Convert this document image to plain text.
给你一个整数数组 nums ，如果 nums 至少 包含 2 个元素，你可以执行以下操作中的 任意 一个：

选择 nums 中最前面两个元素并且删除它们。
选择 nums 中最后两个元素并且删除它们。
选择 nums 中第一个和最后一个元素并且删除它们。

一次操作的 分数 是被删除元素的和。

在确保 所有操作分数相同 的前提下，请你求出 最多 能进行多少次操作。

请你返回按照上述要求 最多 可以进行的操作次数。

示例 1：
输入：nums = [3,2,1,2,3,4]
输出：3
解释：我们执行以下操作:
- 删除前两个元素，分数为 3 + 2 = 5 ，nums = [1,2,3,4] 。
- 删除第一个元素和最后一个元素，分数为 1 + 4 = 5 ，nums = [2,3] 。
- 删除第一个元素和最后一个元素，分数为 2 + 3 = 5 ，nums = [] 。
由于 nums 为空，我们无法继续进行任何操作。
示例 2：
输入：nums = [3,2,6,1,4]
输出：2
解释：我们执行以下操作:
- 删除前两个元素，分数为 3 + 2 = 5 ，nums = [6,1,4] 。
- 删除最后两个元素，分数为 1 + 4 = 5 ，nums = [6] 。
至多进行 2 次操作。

### What you are asked to do
Print the records above exactly as they appear.

### Correct output
Convert this document image to plain text.
给你一个整数数组 nums ，如果 nums 至少 包含 2 个元素，你可以执行以下操作中的 任意 一个：

选择 nums 中最前面两个元素并且删除它们。
选择 nums 中最后两个元素并且删除它们。
选择 nums 中第一个和最后一个元素并且删除它们。

一次操作的 分数 是被删除元素的和。

在确保 所有操作分数相同 的前提下，请你求出 最多 能进行多少次操作。

请你返回按照上述要求 最多 可以进行的操作次数。

示例 1：
输入：nums = [3,2,1,2,3,4]
输出：3
解释：我们执行以下操作:
- 删除前两个元素，分数为 3 + 2 = 5 ，nums = [1,2,3,4] 。
- 删除第一个元素和最后一个元素，分数为 1 + 4 = 5 ，nums = [2,3] 。
- 删除第一个元素和最后一个元素，分数为 2 + 3 = 5 ，nums = [] 。
由于 nums 为空，我们无法继续进行任何操作。
示例 2：
输入：nums = [3,2,6,1,4]
输出：2
解释：我们执行以下操作:
- 删除前两个元素，分数为 3 + 2 = 5 ，nums = [6,1,4] 。
- 删除最后两个元素，分数为 1 + 4 = 5 ，nums = [6] 。
至多进行 2 次操作。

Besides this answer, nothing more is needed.